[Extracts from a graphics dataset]
• • • • • • •

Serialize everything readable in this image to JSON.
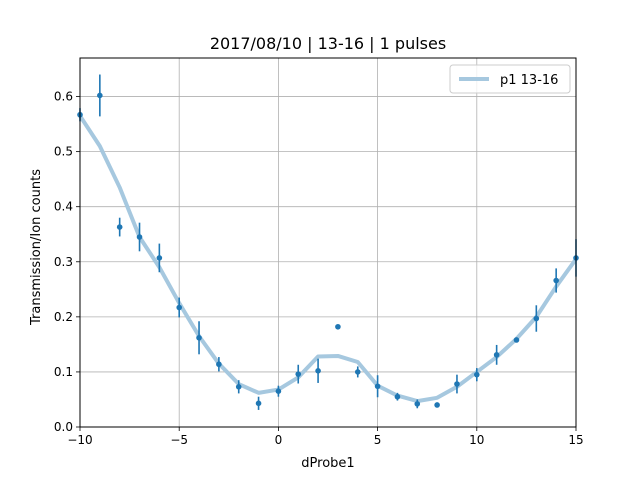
{
  "chart_data": {
    "type": "scatter",
    "title": "2017/08/10 |  13-16 | 1 pulses",
    "xlabel": "dProbe1",
    "ylabel": "Transmission/Ion counts",
    "xlim": [
      -10,
      15
    ],
    "ylim": [
      0,
      0.67
    ],
    "xticks": [
      -10,
      -5,
      0,
      5,
      10,
      15
    ],
    "xtick_labels": [
      "−10",
      "−5",
      "0",
      "5",
      "10",
      "15"
    ],
    "yticks": [
      0.0,
      0.1,
      0.2,
      0.3,
      0.4,
      0.5,
      0.6
    ],
    "ytick_labels": [
      "0.0",
      "0.1",
      "0.2",
      "0.3",
      "0.4",
      "0.5",
      "0.6"
    ],
    "grid": true,
    "legend_position": "top-right",
    "legend": [
      {
        "label": "p1 13-16",
        "color": "#a6c8df"
      }
    ],
    "series": [
      {
        "name": "p1 13-16",
        "kind": "line",
        "color": "#a6c8df",
        "x": [
          -10,
          -9,
          -8,
          -7,
          -6,
          -5,
          -4,
          -3,
          -2,
          -1,
          0,
          1,
          2,
          3,
          4,
          5,
          6,
          7,
          8,
          9,
          10,
          11,
          12,
          13,
          14,
          15
        ],
        "y": [
          0.565,
          0.51,
          0.435,
          0.345,
          0.29,
          0.225,
          0.165,
          0.115,
          0.078,
          0.062,
          0.068,
          0.09,
          0.128,
          0.129,
          0.118,
          0.075,
          0.057,
          0.047,
          0.053,
          0.073,
          0.1,
          0.127,
          0.16,
          0.2,
          0.255,
          0.305
        ]
      },
      {
        "kind": "errorbar",
        "color": "#1f77b4",
        "x": [
          -10,
          -9,
          -8,
          -7,
          -6,
          -5,
          -4,
          -3,
          -2,
          -1,
          0,
          1,
          2,
          3,
          4,
          5,
          6,
          7,
          8,
          9,
          10,
          11,
          12,
          13,
          14,
          15
        ],
        "y": [
          0.567,
          0.602,
          0.363,
          0.345,
          0.307,
          0.217,
          0.162,
          0.114,
          0.073,
          0.043,
          0.065,
          0.096,
          0.102,
          0.182,
          0.1,
          0.074,
          0.055,
          0.042,
          0.04,
          0.078,
          0.095,
          0.131,
          0.158,
          0.197,
          0.266,
          0.307
        ],
        "yerr": [
          0.012,
          0.038,
          0.017,
          0.026,
          0.026,
          0.018,
          0.03,
          0.013,
          0.012,
          0.012,
          0.01,
          0.017,
          0.022,
          0.004,
          0.01,
          0.02,
          0.007,
          0.008,
          0.004,
          0.017,
          0.012,
          0.018,
          0.004,
          0.024,
          0.022,
          0.034
        ]
      }
    ]
  }
}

• • • • • • •

Exercise prompt:
Reproduce every record above exactly, but leave out the pictures.

Worked answer:
Serialize everything readable in this image to JSON.
{
  "chart_data": {
    "type": "scatter",
    "title": "2017/08/10 |  13-16 | 1 pulses",
    "xlabel": "dProbe1",
    "ylabel": "Transmission/Ion counts",
    "xlim": [
      -10,
      15
    ],
    "ylim": [
      0,
      0.67
    ],
    "xticks": [
      -10,
      -5,
      0,
      5,
      10,
      15
    ],
    "xtick_labels": [
      "−10",
      "−5",
      "0",
      "5",
      "10",
      "15"
    ],
    "yticks": [
      0.0,
      0.1,
      0.2,
      0.3,
      0.4,
      0.5,
      0.6
    ],
    "ytick_labels": [
      "0.0",
      "0.1",
      "0.2",
      "0.3",
      "0.4",
      "0.5",
      "0.6"
    ],
    "grid": true,
    "legend_position": "top-right",
    "legend": [
      {
        "label": "p1 13-16",
        "color": "#a6c8df"
      }
    ],
    "series": [
      {
        "name": "p1 13-16",
        "kind": "line",
        "color": "#a6c8df",
        "x": [
          -10,
          -9,
          -8,
          -7,
          -6,
          -5,
          -4,
          -3,
          -2,
          -1,
          0,
          1,
          2,
          3,
          4,
          5,
          6,
          7,
          8,
          9,
          10,
          11,
          12,
          13,
          14,
          15
        ],
        "y": [
          0.565,
          0.51,
          0.435,
          0.345,
          0.29,
          0.225,
          0.165,
          0.115,
          0.078,
          0.062,
          0.068,
          0.09,
          0.128,
          0.129,
          0.118,
          0.075,
          0.057,
          0.047,
          0.053,
          0.073,
          0.1,
          0.127,
          0.16,
          0.2,
          0.255,
          0.305
        ]
      },
      {
        "kind": "errorbar",
        "color": "#1f77b4",
        "x": [
          -10,
          -9,
          -8,
          -7,
          -6,
          -5,
          -4,
          -3,
          -2,
          -1,
          0,
          1,
          2,
          3,
          4,
          5,
          6,
          7,
          8,
          9,
          10,
          11,
          12,
          13,
          14,
          15
        ],
        "y": [
          0.567,
          0.602,
          0.363,
          0.345,
          0.307,
          0.217,
          0.162,
          0.114,
          0.073,
          0.043,
          0.065,
          0.096,
          0.102,
          0.182,
          0.1,
          0.074,
          0.055,
          0.042,
          0.04,
          0.078,
          0.095,
          0.131,
          0.158,
          0.197,
          0.266,
          0.307
        ],
        "yerr": [
          0.012,
          0.038,
          0.017,
          0.026,
          0.026,
          0.018,
          0.03,
          0.013,
          0.012,
          0.012,
          0.01,
          0.017,
          0.022,
          0.004,
          0.01,
          0.02,
          0.007,
          0.008,
          0.004,
          0.017,
          0.012,
          0.018,
          0.004,
          0.024,
          0.022,
          0.034
        ]
      }
    ]
  }
}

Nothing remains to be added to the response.